*Directions:* Transcribe the records below exactly.
>> START Stored data
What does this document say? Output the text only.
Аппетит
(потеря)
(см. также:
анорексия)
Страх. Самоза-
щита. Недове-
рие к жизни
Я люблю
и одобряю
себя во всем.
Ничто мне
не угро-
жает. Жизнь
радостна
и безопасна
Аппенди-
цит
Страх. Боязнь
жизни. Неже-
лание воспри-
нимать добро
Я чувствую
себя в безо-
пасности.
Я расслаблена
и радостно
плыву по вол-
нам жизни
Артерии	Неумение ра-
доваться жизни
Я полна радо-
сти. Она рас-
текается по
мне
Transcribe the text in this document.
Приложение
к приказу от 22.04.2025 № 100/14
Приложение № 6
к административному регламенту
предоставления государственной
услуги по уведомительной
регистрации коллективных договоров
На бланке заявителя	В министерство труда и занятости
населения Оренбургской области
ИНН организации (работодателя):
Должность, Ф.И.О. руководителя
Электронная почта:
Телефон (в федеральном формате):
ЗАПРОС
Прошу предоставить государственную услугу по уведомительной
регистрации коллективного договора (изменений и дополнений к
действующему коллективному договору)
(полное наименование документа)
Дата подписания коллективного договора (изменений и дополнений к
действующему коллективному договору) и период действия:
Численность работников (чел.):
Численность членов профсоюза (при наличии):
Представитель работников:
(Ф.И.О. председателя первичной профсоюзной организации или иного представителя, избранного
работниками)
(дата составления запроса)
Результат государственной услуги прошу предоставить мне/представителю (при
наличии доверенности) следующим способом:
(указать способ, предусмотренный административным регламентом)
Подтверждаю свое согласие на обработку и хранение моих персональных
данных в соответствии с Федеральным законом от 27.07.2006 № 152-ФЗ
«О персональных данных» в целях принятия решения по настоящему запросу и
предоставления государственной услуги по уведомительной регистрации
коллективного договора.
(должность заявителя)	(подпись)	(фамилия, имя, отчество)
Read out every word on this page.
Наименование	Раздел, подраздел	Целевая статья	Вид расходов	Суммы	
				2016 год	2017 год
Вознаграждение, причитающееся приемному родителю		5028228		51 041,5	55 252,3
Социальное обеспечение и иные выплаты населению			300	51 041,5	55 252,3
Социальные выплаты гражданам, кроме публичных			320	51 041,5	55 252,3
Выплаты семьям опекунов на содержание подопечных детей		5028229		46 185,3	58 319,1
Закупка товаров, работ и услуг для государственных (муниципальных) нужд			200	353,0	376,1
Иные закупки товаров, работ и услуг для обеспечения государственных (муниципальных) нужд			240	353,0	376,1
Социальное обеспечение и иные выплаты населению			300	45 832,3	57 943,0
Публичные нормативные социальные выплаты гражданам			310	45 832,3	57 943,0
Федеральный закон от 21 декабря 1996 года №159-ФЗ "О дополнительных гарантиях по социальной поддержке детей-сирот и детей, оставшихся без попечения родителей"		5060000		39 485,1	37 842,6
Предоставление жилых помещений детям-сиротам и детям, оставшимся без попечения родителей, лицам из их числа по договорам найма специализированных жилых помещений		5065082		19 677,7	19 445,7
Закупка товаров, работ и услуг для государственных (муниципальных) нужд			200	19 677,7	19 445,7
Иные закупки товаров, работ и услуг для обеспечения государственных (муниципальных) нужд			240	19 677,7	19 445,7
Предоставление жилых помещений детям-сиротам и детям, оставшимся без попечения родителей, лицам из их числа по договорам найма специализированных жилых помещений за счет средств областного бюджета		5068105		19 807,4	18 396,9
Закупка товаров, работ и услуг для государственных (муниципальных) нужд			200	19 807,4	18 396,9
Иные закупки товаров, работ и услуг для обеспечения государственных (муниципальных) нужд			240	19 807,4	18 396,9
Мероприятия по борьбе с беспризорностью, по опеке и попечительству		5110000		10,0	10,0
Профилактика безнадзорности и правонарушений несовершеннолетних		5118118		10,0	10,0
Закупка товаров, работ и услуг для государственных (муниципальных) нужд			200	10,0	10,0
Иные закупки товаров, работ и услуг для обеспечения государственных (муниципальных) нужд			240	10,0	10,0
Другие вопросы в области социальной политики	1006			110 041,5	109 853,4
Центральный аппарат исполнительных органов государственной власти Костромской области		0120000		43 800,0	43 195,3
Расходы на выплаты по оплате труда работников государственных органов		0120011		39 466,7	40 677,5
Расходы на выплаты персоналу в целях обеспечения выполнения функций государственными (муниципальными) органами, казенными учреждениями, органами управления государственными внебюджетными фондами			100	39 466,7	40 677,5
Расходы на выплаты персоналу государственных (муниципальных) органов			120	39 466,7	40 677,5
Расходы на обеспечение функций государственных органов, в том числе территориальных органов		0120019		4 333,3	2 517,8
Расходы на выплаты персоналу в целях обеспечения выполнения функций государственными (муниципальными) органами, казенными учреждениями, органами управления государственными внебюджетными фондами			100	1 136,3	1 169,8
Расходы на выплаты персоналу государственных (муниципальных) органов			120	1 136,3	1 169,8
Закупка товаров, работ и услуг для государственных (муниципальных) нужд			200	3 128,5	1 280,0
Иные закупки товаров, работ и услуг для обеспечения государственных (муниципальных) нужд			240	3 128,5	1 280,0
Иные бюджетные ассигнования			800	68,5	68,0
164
>> END Stored data
*Task result:*
What does this document say? Output the text only.
Аппетит
(потеря)
(см. также:
анорексия)
Страх. Самоза-
щита. Недове-
рие к жизни
Я люблю
и одобряю
себя во всем.
Ничто мне
не угро-
жает. Жизнь
радостна
и безопасна
Аппенди-
цит
Страх. Боязнь
жизни. Неже-
лание воспри-
нимать добро
Я чувствую
себя в безо-
пасности.
Я расслаблена
и радостно
плыву по вол-
нам жизни
Артерии	Неумение ра-
доваться жизни
Я полна радо-
сти. Она рас-
текается по
мне
Transcribe the text in this document.
Приложение
к приказу от 22.04.2025 № 100/14
Приложение № 6
к административному регламенту
предоставления государственной
услуги по уведомительной
регистрации коллективных договоров
На бланке заявителя	В министерство труда и занятости
населения Оренбургской области
ИНН организации (работодателя):
Должность, Ф.И.О. руководителя
Электронная почта:
Телефон (в федеральном формате):
ЗАПРОС
Прошу предоставить государственную услугу по уведомительной
регистрации коллективного договора (изменений и дополнений к
действующему коллективному договору)
(полное наименование документа)
Дата подписания коллективного договора (изменений и дополнений к
действующему коллективному договору) и период действия:
Численность работников (чел.):
Численность членов профсоюза (при наличии):
Представитель работников:
(Ф.И.О. председателя первичной профсоюзной организации или иного представителя, избранного
работниками)
(дата составления запроса)
Результат государственной услуги прошу предоставить мне/представителю (при
наличии доверенности) следующим способом:
(указать способ, предусмотренный административным регламентом)
Подтверждаю свое согласие на обработку и хранение моих персональных
данных в соответствии с Федеральным законом от 27.07.2006 № 152-ФЗ
«О персональных данных» в целях принятия решения по настоящему запросу и
предоставления государственной услуги по уведомительной регистрации
коллективного договора.
(должность заявителя)	(подпись)	(фамилия, имя, отчество)
Read out every word on this page.
Наименование	Раздел, подраздел	Целевая статья	Вид расходов	Суммы	
				2016 год	2017 год
Вознаграждение, причитающееся приемному родителю		5028228		51 041,5	55 252,3
Социальное обеспечение и иные выплаты населению			300	51 041,5	55 252,3
Социальные выплаты гражданам, кроме публичных			320	51 041,5	55 252,3
Выплаты семьям опекунов на содержание подопечных детей		5028229		46 185,3	58 319,1
Закупка товаров, работ и услуг для государственных (муниципальных) нужд			200	353,0	376,1
Иные закупки товаров, работ и услуг для обеспечения государственных (муниципальных) нужд			240	353,0	376,1
Социальное обеспечение и иные выплаты населению			300	45 832,3	57 943,0
Публичные нормативные социальные выплаты гражданам			310	45 832,3	57 943,0
Федеральный закон от 21 декабря 1996 года №159-ФЗ "О дополнительных гарантиях по социальной поддержке детей-сирот и детей, оставшихся без попечения родителей"		5060000		39 485,1	37 842,6
Предоставление жилых помещений детям-сиротам и детям, оставшимся без попечения родителей, лицам из их числа по договорам найма специализированных жилых помещений		5065082		19 677,7	19 445,7
Закупка товаров, работ и услуг для государственных (муниципальных) нужд			200	19 677,7	19 445,7
Иные закупки товаров, работ и услуг для обеспечения государственных (муниципальных) нужд			240	19 677,7	19 445,7
Предоставление жилых помещений детям-сиротам и детям, оставшимся без попечения родителей, лицам из их числа по договорам найма специализированных жилых помещений за счет средств областного бюджета		5068105		19 807,4	18 396,9
Закупка товаров, работ и услуг для государственных (муниципальных) нужд			200	19 807,4	18 396,9
Иные закупки товаров, работ и услуг для обеспечения государственных (муниципальных) нужд			240	19 807,4	18 396,9
Мероприятия по борьбе с беспризорностью, по опеке и попечительству		5110000		10,0	10,0
Профилактика безнадзорности и правонарушений несовершеннолетних		5118118		10,0	10,0
Закупка товаров, работ и услуг для государственных (муниципальных) нужд			200	10,0	10,0
Иные закупки товаров, работ и услуг для обеспечения государственных (муниципальных) нужд			240	10,0	10,0
Другие вопросы в области социальной политики	1006			110 041,5	109 853,4
Центральный аппарат исполнительных органов государственной власти Костромской области		0120000		43 800,0	43 195,3
Расходы на выплаты по оплате труда работников государственных органов		0120011		39 466,7	40 677,5
Расходы на выплаты персоналу в целях обеспечения выполнения функций государственными (муниципальными) органами, казенными учреждениями, органами управления государственными внебюджетными фондами			100	39 466,7	40 677,5
Расходы на выплаты персоналу государственных (муниципальных) органов			120	39 466,7	40 677,5
Расходы на обеспечение функций государственных органов, в том числе территориальных органов		0120019		4 333,3	2 517,8
Расходы на выплаты персоналу в целях обеспечения выполнения функций государственными (муниципальными) органами, казенными учреждениями, органами управления государственными внебюджетными фондами			100	1 136,3	1 169,8
Расходы на выплаты персоналу государственных (муниципальных) органов			120	1 136,3	1 169,8
Закупка товаров, работ и услуг для государственных (муниципальных) нужд			200	3 128,5	1 280,0
Иные закупки товаров, работ и услуг для обеспечения государственных (муниципальных) нужд			240	3 128,5	1 280,0
Иные бюджетные ассигнования			800	68,5	68,0
164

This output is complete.